In the listing below, locate the lines that hold the string "screenshot". Copy those lines.

[Records about charts and figures]
※ ※ ※

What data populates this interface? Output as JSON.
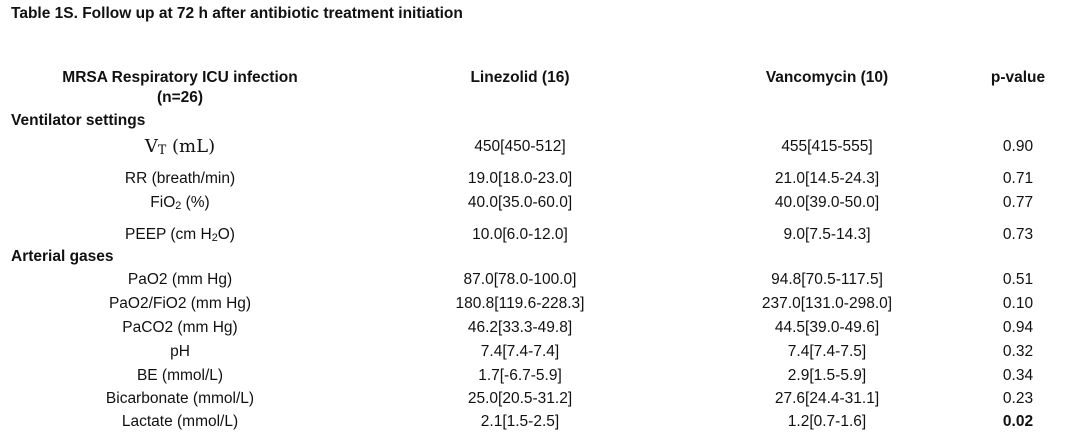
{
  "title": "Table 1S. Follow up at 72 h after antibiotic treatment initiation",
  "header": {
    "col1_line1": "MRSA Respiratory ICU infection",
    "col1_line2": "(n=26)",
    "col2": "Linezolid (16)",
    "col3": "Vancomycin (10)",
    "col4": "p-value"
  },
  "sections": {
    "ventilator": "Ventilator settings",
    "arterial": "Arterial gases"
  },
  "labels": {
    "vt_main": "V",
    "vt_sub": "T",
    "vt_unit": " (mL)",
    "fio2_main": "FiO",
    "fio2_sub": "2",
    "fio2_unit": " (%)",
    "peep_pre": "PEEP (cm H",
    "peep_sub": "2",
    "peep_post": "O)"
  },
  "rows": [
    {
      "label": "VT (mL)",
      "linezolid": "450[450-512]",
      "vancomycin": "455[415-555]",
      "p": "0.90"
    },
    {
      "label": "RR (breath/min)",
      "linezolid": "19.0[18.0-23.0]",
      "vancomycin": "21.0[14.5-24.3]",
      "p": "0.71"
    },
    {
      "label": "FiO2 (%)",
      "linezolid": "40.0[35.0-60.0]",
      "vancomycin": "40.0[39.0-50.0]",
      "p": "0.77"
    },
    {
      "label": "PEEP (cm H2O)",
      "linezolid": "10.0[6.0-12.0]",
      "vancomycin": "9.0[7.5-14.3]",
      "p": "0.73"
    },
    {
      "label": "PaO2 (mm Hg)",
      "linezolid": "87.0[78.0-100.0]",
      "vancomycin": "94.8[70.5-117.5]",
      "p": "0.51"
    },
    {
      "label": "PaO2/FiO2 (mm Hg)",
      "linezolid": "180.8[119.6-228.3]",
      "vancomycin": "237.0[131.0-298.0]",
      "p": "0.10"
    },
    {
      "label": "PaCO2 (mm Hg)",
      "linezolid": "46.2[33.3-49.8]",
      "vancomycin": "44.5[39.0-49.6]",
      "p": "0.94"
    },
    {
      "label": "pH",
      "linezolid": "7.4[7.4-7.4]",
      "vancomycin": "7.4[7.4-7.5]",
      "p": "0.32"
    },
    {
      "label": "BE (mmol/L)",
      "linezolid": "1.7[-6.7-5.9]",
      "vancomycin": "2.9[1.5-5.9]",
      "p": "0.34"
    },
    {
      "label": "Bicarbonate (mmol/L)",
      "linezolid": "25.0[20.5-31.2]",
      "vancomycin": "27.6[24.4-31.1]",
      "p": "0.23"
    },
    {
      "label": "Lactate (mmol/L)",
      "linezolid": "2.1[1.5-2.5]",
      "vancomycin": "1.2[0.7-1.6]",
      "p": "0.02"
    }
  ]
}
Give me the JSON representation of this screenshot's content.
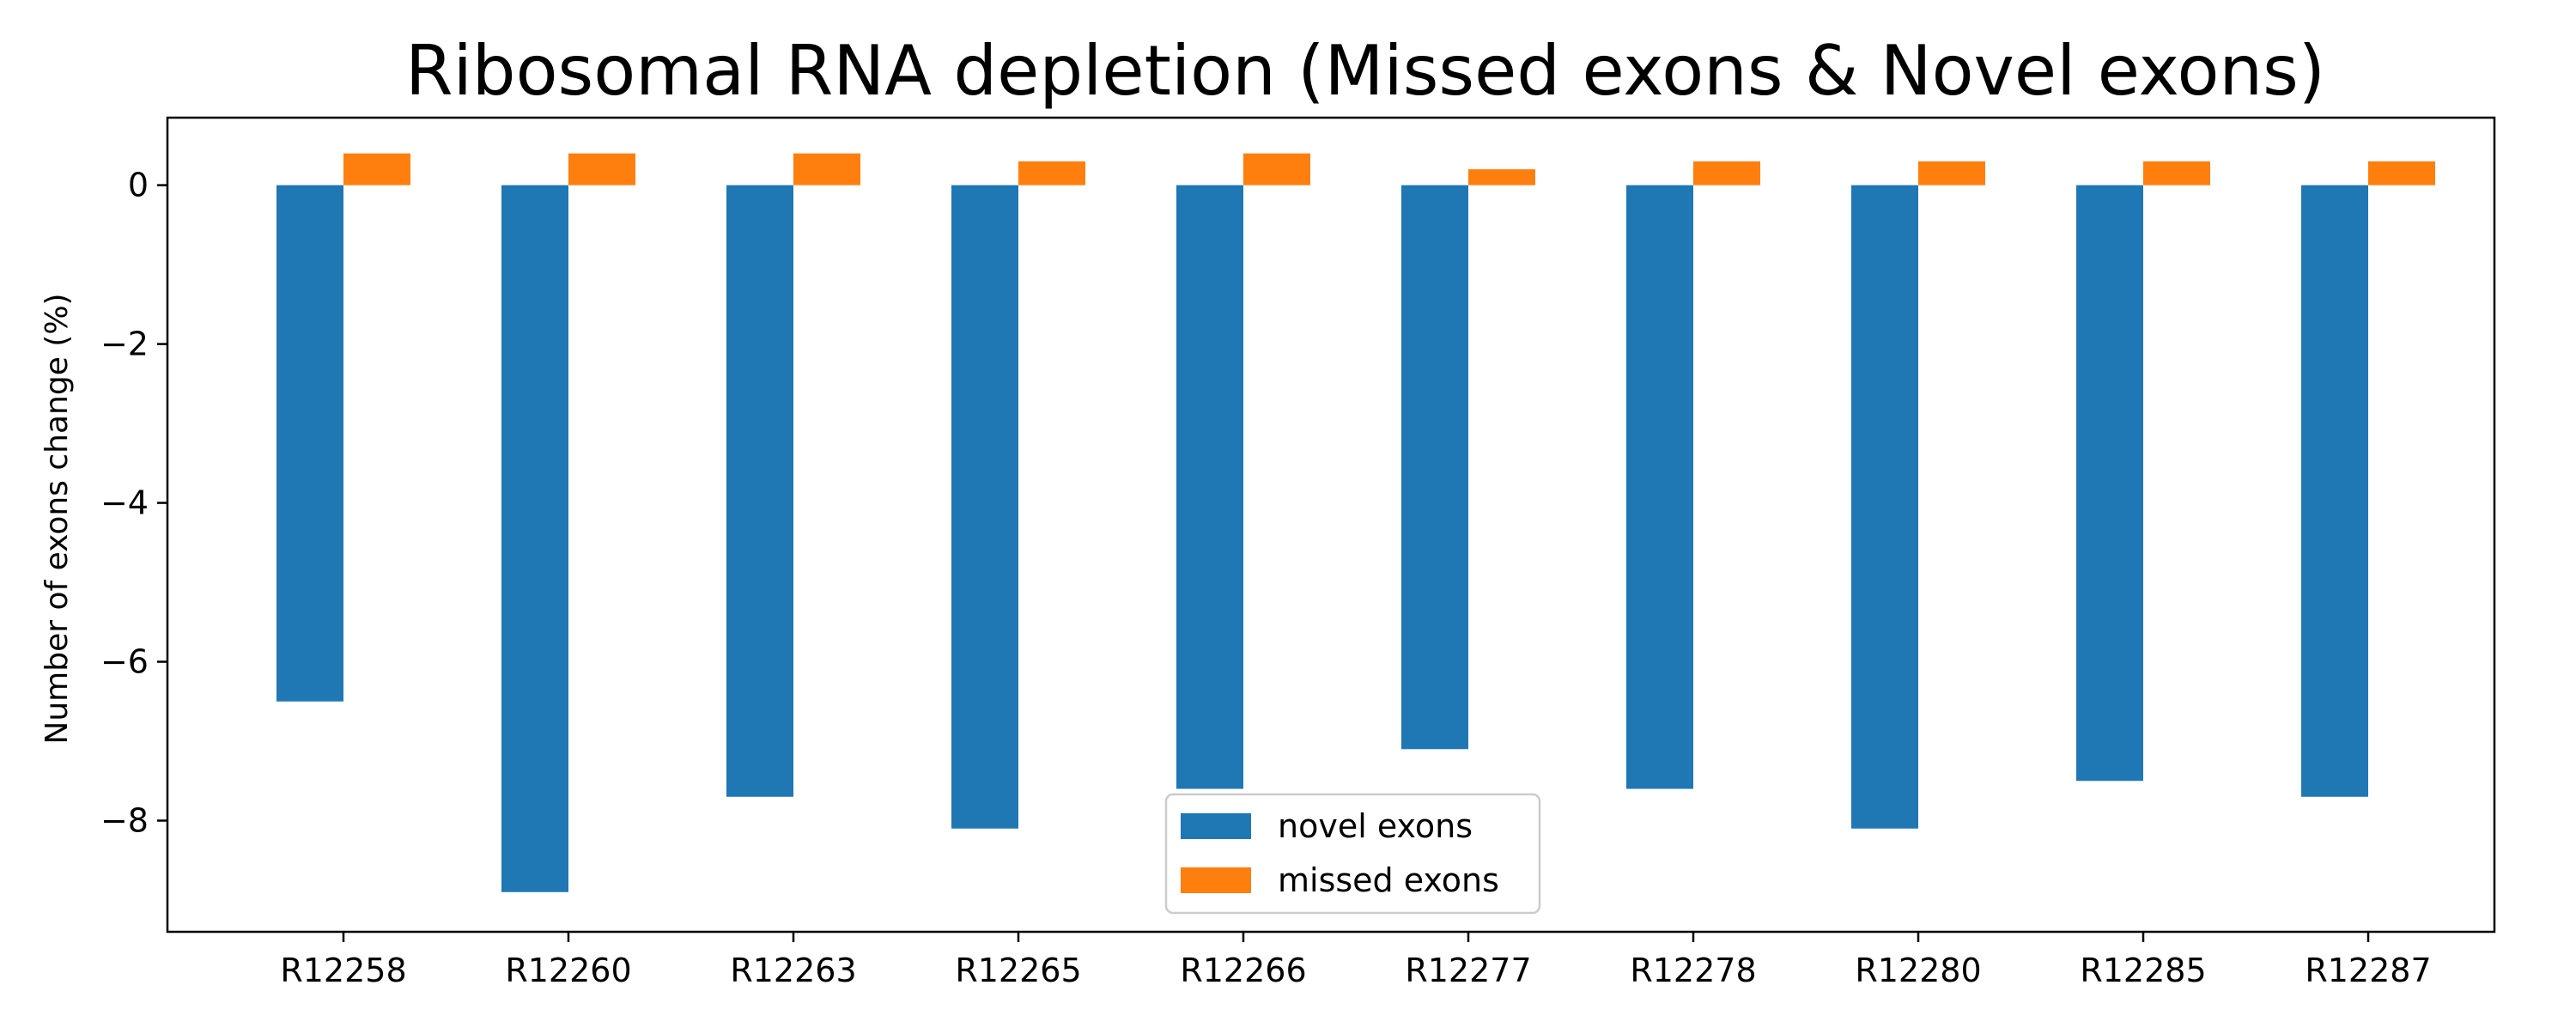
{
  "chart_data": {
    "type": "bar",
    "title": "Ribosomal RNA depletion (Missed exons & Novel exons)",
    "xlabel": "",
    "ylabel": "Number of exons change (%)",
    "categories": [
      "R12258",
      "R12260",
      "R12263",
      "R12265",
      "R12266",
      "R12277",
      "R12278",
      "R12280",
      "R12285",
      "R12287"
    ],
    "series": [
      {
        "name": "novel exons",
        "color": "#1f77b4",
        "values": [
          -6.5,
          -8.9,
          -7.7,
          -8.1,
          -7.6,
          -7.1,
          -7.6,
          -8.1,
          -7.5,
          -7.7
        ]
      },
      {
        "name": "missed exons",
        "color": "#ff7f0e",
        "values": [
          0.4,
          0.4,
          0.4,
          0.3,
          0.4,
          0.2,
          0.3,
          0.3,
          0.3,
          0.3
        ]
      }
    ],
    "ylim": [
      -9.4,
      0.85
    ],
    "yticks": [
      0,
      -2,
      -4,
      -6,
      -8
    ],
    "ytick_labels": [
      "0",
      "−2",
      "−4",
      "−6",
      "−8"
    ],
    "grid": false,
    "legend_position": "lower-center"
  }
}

※ ※ ※

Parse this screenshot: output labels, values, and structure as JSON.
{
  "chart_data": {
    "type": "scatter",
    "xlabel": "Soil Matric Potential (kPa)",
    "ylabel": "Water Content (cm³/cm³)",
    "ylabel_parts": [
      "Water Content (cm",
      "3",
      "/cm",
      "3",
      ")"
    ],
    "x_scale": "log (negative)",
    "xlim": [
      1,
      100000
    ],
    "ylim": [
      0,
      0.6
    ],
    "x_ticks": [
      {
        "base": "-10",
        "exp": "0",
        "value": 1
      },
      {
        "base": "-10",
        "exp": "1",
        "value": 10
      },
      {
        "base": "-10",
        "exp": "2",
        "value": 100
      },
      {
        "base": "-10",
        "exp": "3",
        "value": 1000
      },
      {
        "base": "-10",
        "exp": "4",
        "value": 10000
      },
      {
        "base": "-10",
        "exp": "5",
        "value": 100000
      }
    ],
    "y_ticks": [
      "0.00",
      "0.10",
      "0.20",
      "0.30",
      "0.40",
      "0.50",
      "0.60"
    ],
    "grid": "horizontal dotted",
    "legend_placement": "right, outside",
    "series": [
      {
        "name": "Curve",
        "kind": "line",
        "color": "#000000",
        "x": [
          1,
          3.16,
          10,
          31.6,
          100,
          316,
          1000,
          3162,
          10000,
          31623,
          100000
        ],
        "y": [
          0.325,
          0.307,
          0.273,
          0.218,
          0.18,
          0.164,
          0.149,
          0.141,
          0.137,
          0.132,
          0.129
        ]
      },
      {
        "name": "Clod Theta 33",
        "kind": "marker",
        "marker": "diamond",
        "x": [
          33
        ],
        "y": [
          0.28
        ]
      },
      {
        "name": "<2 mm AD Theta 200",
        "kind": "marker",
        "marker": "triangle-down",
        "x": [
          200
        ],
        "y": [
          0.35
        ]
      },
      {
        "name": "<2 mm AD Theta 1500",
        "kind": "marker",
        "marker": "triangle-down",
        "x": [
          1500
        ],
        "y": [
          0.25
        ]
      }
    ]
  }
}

※ ※ ※

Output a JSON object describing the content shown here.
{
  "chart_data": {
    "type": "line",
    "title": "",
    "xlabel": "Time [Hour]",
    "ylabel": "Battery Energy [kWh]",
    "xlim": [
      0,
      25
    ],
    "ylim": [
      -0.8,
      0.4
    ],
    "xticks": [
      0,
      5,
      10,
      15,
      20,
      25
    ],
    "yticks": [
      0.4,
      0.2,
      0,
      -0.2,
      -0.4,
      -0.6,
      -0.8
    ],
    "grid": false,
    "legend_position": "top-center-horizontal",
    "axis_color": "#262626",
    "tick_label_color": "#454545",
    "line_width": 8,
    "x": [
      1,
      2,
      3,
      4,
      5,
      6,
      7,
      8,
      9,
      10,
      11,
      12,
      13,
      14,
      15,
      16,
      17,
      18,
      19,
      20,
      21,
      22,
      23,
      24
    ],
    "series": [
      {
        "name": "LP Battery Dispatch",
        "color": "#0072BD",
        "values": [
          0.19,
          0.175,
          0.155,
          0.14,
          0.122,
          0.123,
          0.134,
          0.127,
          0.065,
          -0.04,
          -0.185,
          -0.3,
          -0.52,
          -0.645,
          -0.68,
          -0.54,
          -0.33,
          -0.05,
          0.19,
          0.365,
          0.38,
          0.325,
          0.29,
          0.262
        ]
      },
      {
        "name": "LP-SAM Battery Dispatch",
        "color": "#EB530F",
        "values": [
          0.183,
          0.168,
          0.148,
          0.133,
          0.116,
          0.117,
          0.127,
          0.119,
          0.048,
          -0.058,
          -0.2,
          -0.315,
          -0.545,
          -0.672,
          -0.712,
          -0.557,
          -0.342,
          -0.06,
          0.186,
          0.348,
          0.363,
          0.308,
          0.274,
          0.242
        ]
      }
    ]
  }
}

※ ※ ※

=== Response to this exercise ===
Give me the JSON representation of this screenshot's content.
Parse this screenshot: output labels, values, and structure as JSON.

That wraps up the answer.